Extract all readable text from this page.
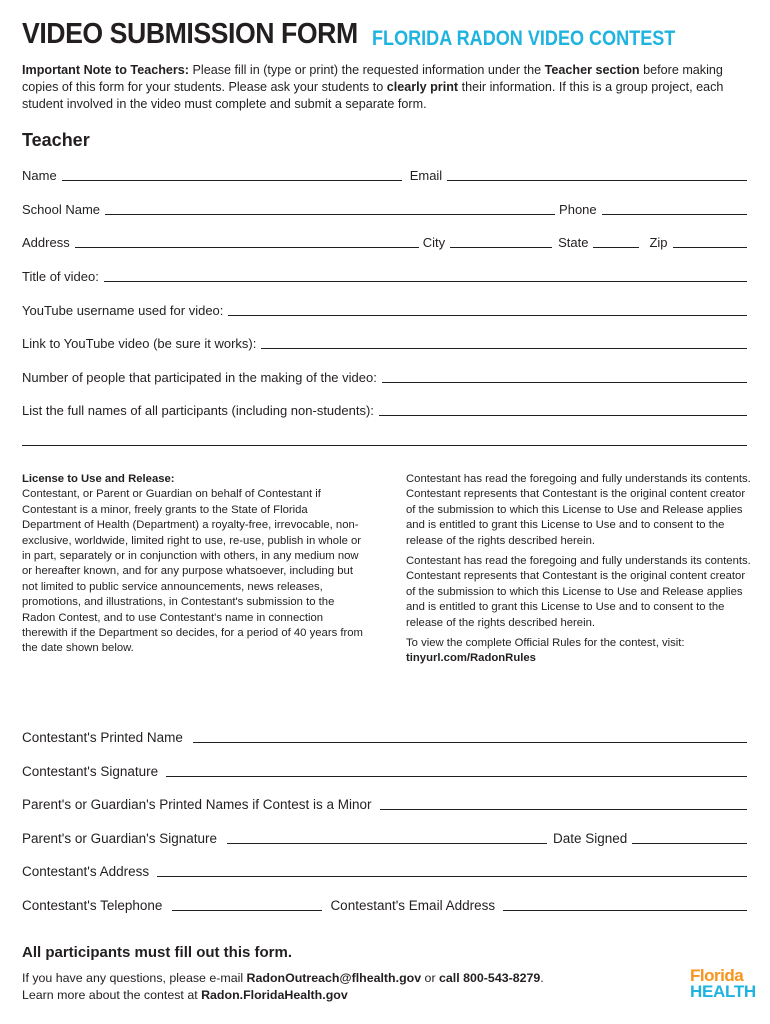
VIDEO SUBMISSION FORM FLORIDA RADON VIDEO CONTEST
Important Note to Teachers: Please fill in (type or print) the requested information under the Teacher section before making copies of this form for your students. Please ask your students to clearly print their information. If this is a group project, each student involved in the video must complete and submit a separate form.
Teacher
Name	Email
School Name	Phone
Address	City	State	Zip
Title of video:
YouTube username used for video:
Link to YouTube video (be sure it works):
Number of people that participated in the making of the video:
List the full names of all participants (including non-students):
License to Use and Release:
Contestant, or Parent or Guardian on behalf of Contestant if Contestant is a minor, freely grants to the State of Florida Department of Health (Department) a royalty-free, irrevocable, non-exclusive, worldwide, limited right to use, re-use, publish in whole or in part, separately or in conjunction with others, in any medium now or hereafter known, and for any purpose whatsoever, including but not limited to public service announcements, news releases, promotions, and illustrations, in Contestant's submission to the Radon Contest, and to use Contestant's name in connection therewith if the Department so decides, for a period of 40 years from the date shown below.

Contestant has read the foregoing and fully understands its contents. Contestant represents that Contestant is the original content creator of the submission to which this License to Use and Release applies and is entitled to grant this License to Use and to consent to the release of the rights described herein.

Contestant has read the foregoing and fully understands its contents. Contestant represents that Contestant is the original content creator of the submission to which this License to Use and Release applies and is entitled to grant this License to Use and to consent to the release of the rights described herein.

To view the complete Official Rules for the contest, visit:
tinyurl.com/RadonRules
Contestant's Printed Name
Contestant's Signature
Parent's or Guardian's Printed Names if Contest is a Minor
Parent's or Guardian's Signature	Date Signed
Contestant's Address
Contestant's Telephone	Contestant's Email Address
All participants must fill out this form.
If you have any questions, please e-mail RadonOutreach@flhealth.gov or call 800-543-8279.
Learn more about the contest at Radon.FloridaHealth.gov
Florida
HEALTH
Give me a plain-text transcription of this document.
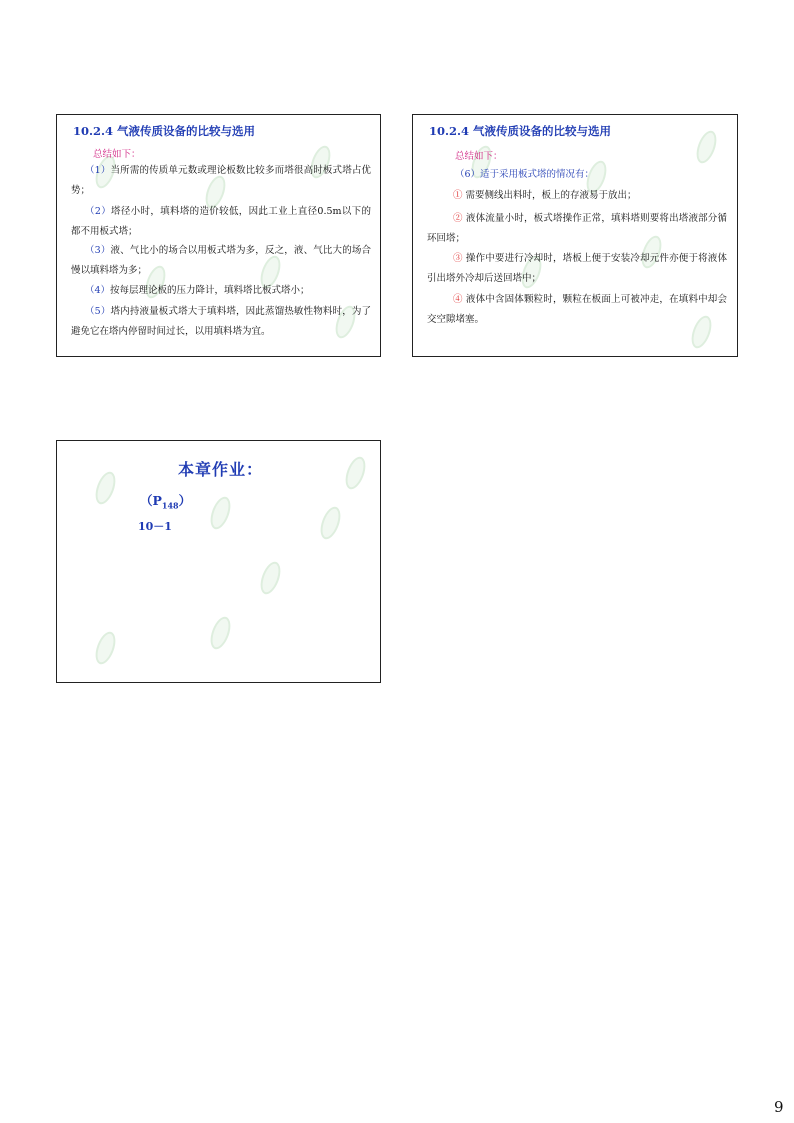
10.2.4 气液传质设备的比较与选用
总结如下：
（1）当所需的传质单元数或理论板数比较多而塔很高时板式塔占优势；
（2）塔径小时，填料塔的造价较低，因此工业上直径0.5m以下的都不用板式塔；
（3）液、气比小的场合以用板式塔为多，反之，液、气比大的场合慢以填料塔为多；
（4）按每层理论板的压力降计，填料塔比板式塔小；
（5）塔内持液量板式塔大于填料塔，因此蒸馏热敏性物料时，为了避免它在塔内停留时间过长，以用填料塔为宜。
10.2.4 气液传质设备的比较与选用
总结如下：
（6）适于采用板式塔的情况有：
① 需要侧线出料时，板上的存液易于放出；
② 液体流量小时，板式塔操作正常，填料塔则要将出塔液部分循环回塔；
③ 操作中要进行冷却时，塔板上便于安装冷却元件亦便于将液体引出塔外冷却后送回塔中；
④ 液体中含固体颗粒时，颗粒在板面上可被冲走，在填料中却会交空隙堵塞。
本章作业：
$(P_{148})$
10－1
9
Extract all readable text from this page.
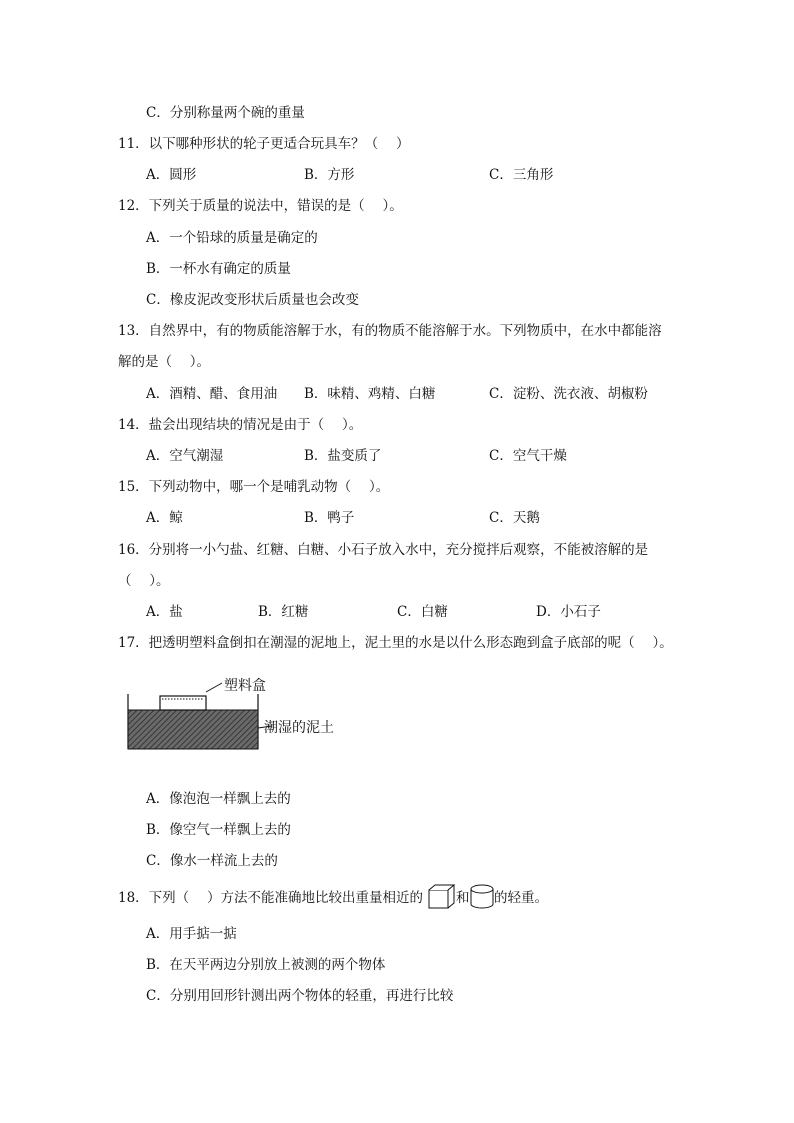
C．分别称量两个碗的重量
11．以下哪种形状的轮子更适合玩具车？（　 ）
A．圆形	B．方形	C．三角形
12．下列关于质量的说法中，错误的是（　 ）。
A．一个铅球的质量是确定的
B．一杯水有确定的质量
C．橡皮泥改变形状后质量也会改变
13．自然界中，有的物质能溶解于水，有的物质不能溶解于水。下列物质中，在水中都能溶
解的是（　 ）。
A．酒精、醋、食用油 B．味精、鸡精、白糖	C．淀粉、洗衣液、胡椒粉
14．盐会出现结块的情况是由于（　 ）。
A．空气潮湿	B．盐变质了	C．空气干燥
15．下列动物中，哪一个是哺乳动物（　 ）。
A．鲸	B．鸭子	C．天鹅
16．分别将一小勺盐、红糖、白糖、小石子放入水中，充分搅拌后观察，不能被溶解的是
（　 ）。
A．盐	B．红糖	C．白糖	D．小石子
17．把透明塑料盒倒扣在潮湿的泥地上，泥土里的水是以什么形态跑到盒子底部的呢（　 ）。
塑料盒
潮湿的泥土
A．像泡泡一样飘上去的
B．像空气一样飘上去的
C．像水一样流上去的
18．下列（　 ）方法不能准确地比较出重量相近的 和 的轻重。
A．用手掂一掂
B．在天平两边分别放上被测的两个物体
C．分别用回形针测出两个物体的轻重，再进行比较
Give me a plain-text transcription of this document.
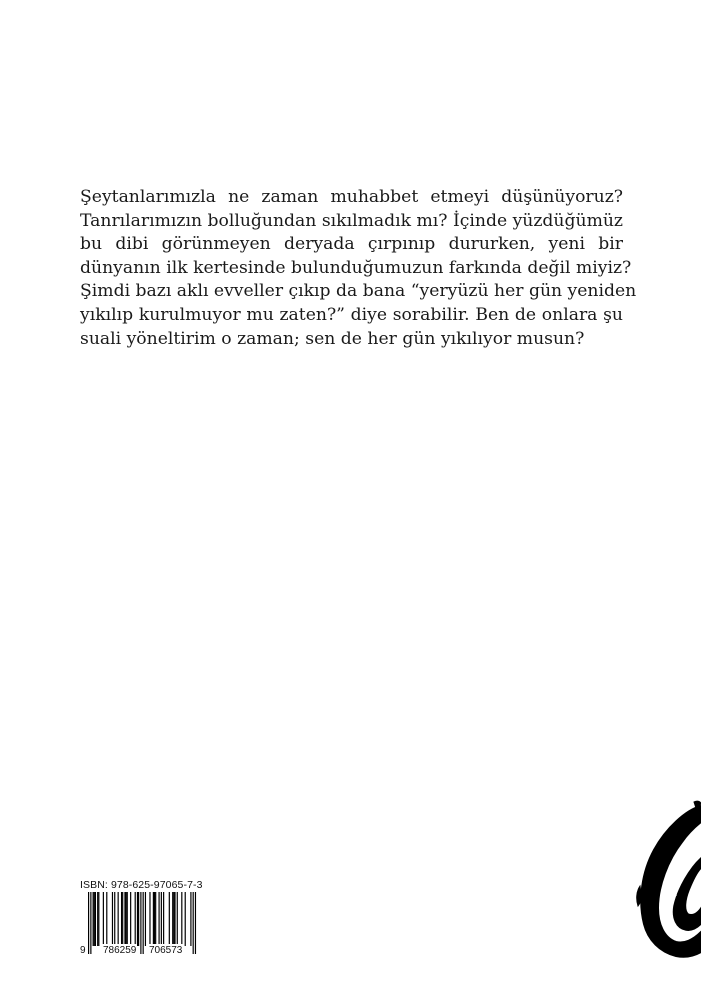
Şeytanlarımızla ne zaman muhabbet etmeyi düşünüyoruz?
Tanrılarımızın bolluğundan sıkılmadık mı? İçinde yüzdüğümüz
bu dibi görünmeyen deryada çırpınıp dururken, yeni bir
dünyanın ilk kertesinde bulunduğumuzun farkında değil miyiz?
Şimdi bazı aklı evveller çıkıp da bana “yeryüzü her gün yeniden
yıkılıp kurulmuyor mu zaten?” diye sorabilir. Ben de onlara şu
suali yöneltirim o zaman; sen de her gün yıkılıyor musun?
ISBN: 978-625-97065-7-3
9 786259 706573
========
-- Your goal --
Print the records above exactly as they stand, but leave out the pictures.

-- Result below --
Extract all readable text from this page.
VIDEO SUBMISSION FORM FLORIDA RADON VIDEO CONTEST
Important Note to Teachers: Please fill in (type or print) the requested information under the Teacher section before making copies of this form for your students. Please ask your students to clearly print their information. If this is a group project, each student involved in the video must complete and submit a separate form.
Teacher
Name	Email
School Name	Phone
Address	City	State	Zip
Title of video:
YouTube username used for video:
Link to YouTube video (be sure it works):
Number of people that participated in the making of the video:
List the full names of all participants (including non-students):
License to Use and Release:
Contestant, or Parent or Guardian on behalf of Contestant if Contestant is a minor, freely grants to the State of Florida Department of Health (Department) a royalty-free, irrevocable, non-exclusive, worldwide, limited right to use, re-use, publish in whole or in part, separately or in conjunction with others, in any medium now or hereafter known, and for any purpose whatsoever, including but not limited to public service announcements, news releases, promotions, and illustrations, in Contestant's submission to the Radon Contest, and to use Contestant's name in connection therewith if the Department so decides, for a period of 40 years from the date shown below.

Contestant has read the foregoing and fully understands its contents. Contestant represents that Contestant is the original content creator of the submission to which this License to Use and Release applies and is entitled to grant this License to Use and to consent to the release of the rights described herein.

Contestant has read the foregoing and fully understands its contents. Contestant represents that Contestant is the original content creator of the submission to which this License to Use and Release applies and is entitled to grant this License to Use and to consent to the release of the rights described herein.

To view the complete Official Rules for the contest, visit:
tinyurl.com/RadonRules
Contestant's Printed Name
Contestant's Signature
Parent's or Guardian's Printed Names if Contest is a Minor
Parent's or Guardian's Signature	Date Signed
Contestant's Address
Contestant's Telephone	Contestant's Email Address
All participants must fill out this form.
If you have any questions, please e-mail RadonOutreach@flhealth.gov or call 800-543-8279.
Learn more about the contest at Radon.FloridaHealth.gov
Florida
HEALTH
Give me a plain-text transcription of this document.
10.2.4 气液传质设备的比较与选用
总结如下：
（1）当所需的传质单元数或理论板数比较多而塔很高时板式塔占优势；
（2）塔径小时，填料塔的造价较低，因此工业上直径0.5m以下的都不用板式塔；
（3）液、气比小的场合以用板式塔为多，反之，液、气比大的场合慢以填料塔为多；
（4）按每层理论板的压力降计，填料塔比板式塔小；
（5）塔内持液量板式塔大于填料塔，因此蒸馏热敏性物料时，为了避免它在塔内停留时间过长，以用填料塔为宜。
10.2.4 气液传质设备的比较与选用
总结如下：
（6）适于采用板式塔的情况有：
① 需要侧线出料时，板上的存液易于放出；
② 液体流量小时，板式塔操作正常，填料塔则要将出塔液部分循环回塔；
③ 操作中要进行冷却时，塔板上便于安装冷却元件亦便于将液体引出塔外冷却后送回塔中；
④ 液体中含固体颗粒时，颗粒在板面上可被冲走，在填料中却会交空隙堵塞。
本章作业：
$(P_{148})$
10－1
9
Extract all readable text from this page.
C．分别称量两个碗的重量
11．以下哪种形状的轮子更适合玩具车？（　 ）
A．圆形	B．方形	C．三角形
12．下列关于质量的说法中，错误的是（　 ）。
A．一个铅球的质量是确定的
B．一杯水有确定的质量
C．橡皮泥改变形状后质量也会改变
13．自然界中，有的物质能溶解于水，有的物质不能溶解于水。下列物质中，在水中都能溶
解的是（　 ）。
A．酒精、醋、食用油 B．味精、鸡精、白糖	C．淀粉、洗衣液、胡椒粉
14．盐会出现结块的情况是由于（　 ）。
A．空气潮湿	B．盐变质了	C．空气干燥
15．下列动物中，哪一个是哺乳动物（　 ）。
A．鲸	B．鸭子	C．天鹅
16．分别将一小勺盐、红糖、白糖、小石子放入水中，充分搅拌后观察，不能被溶解的是
（　 ）。
A．盐	B．红糖	C．白糖	D．小石子
17．把透明塑料盒倒扣在潮湿的泥地上，泥土里的水是以什么形态跑到盒子底部的呢（　 ）。
塑料盒
潮湿的泥土
A．像泡泡一样飘上去的
B．像空气一样飘上去的
C．像水一样流上去的
18．下列（　 ）方法不能准确地比较出重量相近的 和 的轻重。
A．用手掂一掂
B．在天平两边分别放上被测的两个物体
C．分别用回形针测出两个物体的轻重，再进行比较
Give me a plain-text transcription of this document.
Şeytanlarımızla ne zaman muhabbet etmeyi düşünüyoruz?
Tanrılarımızın bolluğundan sıkılmadık mı? İçinde yüzdüğümüz
bu dibi görünmeyen deryada çırpınıp dururken, yeni bir
dünyanın ilk kertesinde bulunduğumuzun farkında değil miyiz?
Şimdi bazı aklı evveller çıkıp da bana “yeryüzü her gün yeniden
yıkılıp kurulmuyor mu zaten?” diye sorabilir. Ben de onlara şu
suali yöneltirim o zaman; sen de her gün yıkılıyor musun?
ISBN: 978-625-97065-7-3
9 786259 706573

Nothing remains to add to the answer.